**TEXT PASSAGE**

Baggage A great big cart full of boxes. The cart had a small wheel in front and a large wheel on each side. Some of the boxes were covered with black plastic bags. Two boxes were not. They looked like carton boxes that you get at the supermarket. A large dark green suitcase was next to the great big cart. The person seated behind all the baggage wore a lilac-colored hoodie. Was it a man or a woman? The N train going to Manhattan was going very fast. It stopped at 34th Street Herald Square. The person didn’t move from the seat. He or she was going somewhere. Where?

My little One

January 24, 2012

 My little Pekingnese is dead and I will never forget him. I can never bring him back. I can never bring back the time—the 6 weeks—we had together. He was a well behaved stray dog. I gave him what I thought was a home. I left him in the care of someone and he was gone. It was unexpected. I miss him and I pray for him before I close my eyes at night. It is not enough. If I could have him back. But I can’t. He’s resting in Peace.

Feelings

January 24, 2012

Feelings

I have gotten older. Many years have passed. My heart still remembers. I feel the way I did then. Inside me, the experience—the great big experience—is as alive as it was in the 1980s. That was when I felt like a queen. That was when I was young for the first time in my life. I acted like a young person. I was a young woman and I loved it. After years of dowdy stuff, of not caring what I wore,  I dressed for someone. I wanted to please him. When I ran into him, I wanted him to love what he saw. I wanted him to notice me.

 

My Voice

January 23, 2012

My Voice My Voice is gone. Nobody hears me though I have shouted for so long. My face is gone too. Who is there to look at it? My body doesn’t exist either. It is not seen anywhere. My soul. There is only my soul. That is the only thing that I have left. That and all the words I have written, all the pages I have filled with the stories that interest me most

I loved Him

January 18, 2012

I Loved Him He was a priest and I loved him. I loved him more than I have ever loved any other man. We were young, he was slightly older than me. I was not too experienced in the ways of love and sex but I knew what I was feeling and it was delicious. I cared for another human being. I cared if he was sick or sad or happy. Everything about him interested me. He was irreplaceable in my life. The obstacles were many. Some had to do with the Catholic Church and its Celibacy Rule, others had to do with us. I am sorry that I never became a priest’s wife—a working priest’s wife. I am thinking about all this because of an editorial in the NY Times on January 13th, 2012. It was called For Priests’ Wives, a Word of Caution. I think that in order to understand what it feels like, you have to live it. I did and I don’t regret my love. Someday all priests—not just former Episcopalians—will have wives, if that’s what they want.

N Sleeper

January 13, 2012

The N Sleeper
The man was stretched out on the seat, face up. His hair was all white. The wrinkles told of a hard life. On his head he wore a beret. The jeans were clean as was his dark winter jacket. The N train going to Manhattan made several stops. He kept sleeping. People came in and out. One person sat near him, another on the seat across from him. He didn’t hear or see a thing.

**INFORMATION SHOWN**
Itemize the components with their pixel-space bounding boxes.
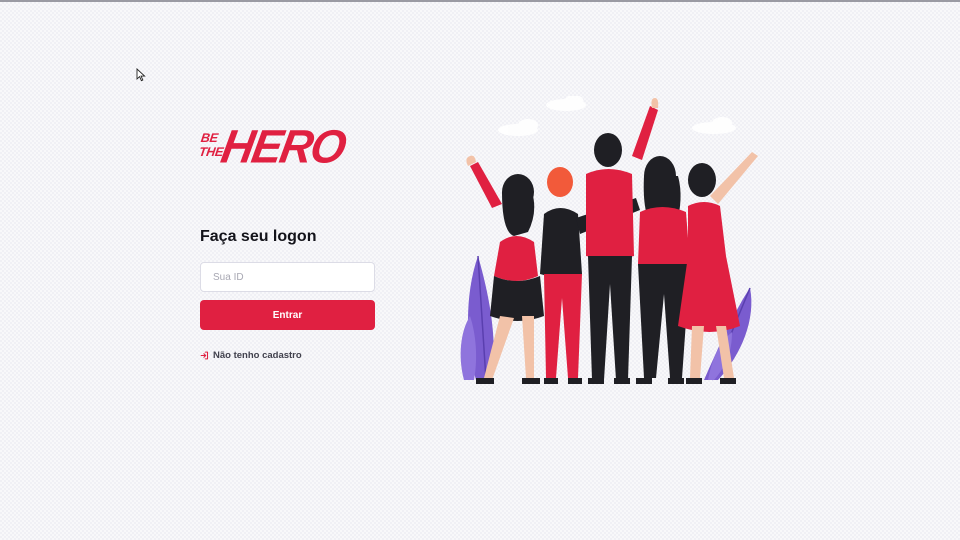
be-the-hero-logo: BE THE HERO: [198, 120, 349, 178]
register-label: Não tenho cadastro: [213, 350, 302, 361]
logon-container: BE THE HERO Faça seu logon Entrar Não te…: [198, 96, 760, 394]
form-title: Faça seu logon: [200, 228, 317, 245]
id-input[interactable]: [200, 262, 375, 292]
register-link[interactable]: Não tenho cadastro: [200, 350, 302, 361]
logo-text-hero: HERO: [217, 119, 349, 173]
log-in-icon: [200, 351, 209, 360]
heroes-group-illustration: [460, 96, 758, 384]
enter-button[interactable]: Entrar: [200, 300, 375, 330]
mouse-cursor-icon: [136, 68, 146, 82]
window-top-border: [0, 0, 960, 2]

**WORK TO DO**
a: Arrange the part of the records that opens with the line containing "be-the-hero-logo: BE THE" and runs through the end of the records into a Markdown table, with one column named "No." for the row number and one named "Entry" for the line, leaving out blank lines.
b: Pick up the dated journal entries where they stop and keep writing in the same voice.
The text and the records have nothing to do with each other.

**THE REPLIES**
a:
| No. | Entry |
|---|---|
| 1 | be-the-hero-logo: BE THE HERO: [198, 120, 349, 178] |
| 2 | register-label: Não tenho cadastro: [213, 350, 302, 361] |
| 3 | logon-container: BE THE HERO Faça seu logon Entrar Não te…: [198, 96, 760, 394] |
| 4 | form-title: Faça seu logon: [200, 228, 317, 245] |
| 5 | id-input[interactable]: [200, 262, 375, 292] |
| 6 | register-link[interactable]: Não tenho cadastro: [200, 350, 302, 361] |
| 7 | logo-text-hero: HERO: [217, 119, 349, 173] |
| 8 | log-in-icon: [200, 351, 209, 360] |
| 9 | heroes-group-illustration: [460, 96, 758, 384] |
| 10 | enter-button[interactable]: Entrar: [200, 300, 375, 330] |
| 11 | mouse-cursor-icon: [136, 68, 146, 82] |
| 12 | window-top-border: [0, 0, 960, 2] |

b:
I Had To

January 13, 2012

I Had To I was all eyes, all heart and soul that hot Sunday afternoon. I looked at you as if I had known you forever. We understood each other without speaking, but I had to say it with words so there’d be no misunderstandings. The effect you had on me was something I had never experienced before. It took me by surprise and I had already spent too much time trying to deny it. At first I thought it was best to keep it from my self, to push it somewhere far. It was no use. The feeling wouldn’t go away. It begged me to acknowledge it. I had to tell you. I loved you. You were the only man I wanted.

Every Detail

January 9, 2012

Every Detail:

They are forever in my mind, the last hours of your life. I went to bed but sleeping was useless. You were there, on the cool bathroom tiles and you couldn’t sleep. I changed the bandage on your front legs every half hour as the vet had asked me to.  The house was too quiet, so I turned on the radio. I don’t remember what the talk show host was saying, but his voice kept me company. I didn’t want you to die. Two days earlier I had asked you to please hold on to life. I loved you and wanted you with me. But your illness wasn’t going to go away. You were in deep pain. I walked around the living room and looked out at the cars on the street. I forced myself to go back to the bathroom. It was your last castle. They were going to come for us early in the morning to take us to the vet’s office.

I Remember

January 7, 2012

I remember as if it were today. It was your last meal. I went to the supermarket on the next block to buy all the ingredients. I wanted the best for you—as always. Almost 5 years later, I can still see the face of the guy behind the green grocery counter. He weighed a plastic bag with carrots, some potatoes and strawberries. You loved strawberries. I had already gotten the meat—a thick slice of filet mignon. I paid at the checkout and went back to the apt. I didn’t want it to be your last night, but your illness was making you suffer. I took the meat out of the bag and went to the bathroom. It was a very hot summer and the vet advised me to keep you in a cool place, the coolest in the house. There you were, on the bathroom tiles. You could hardly move, but you looked up when you saw me. Here, I said, holding the meat. I am going to make this for you in a little while. You looked at the meat, then at me. You tried a smile. You ate everything like a man on death row.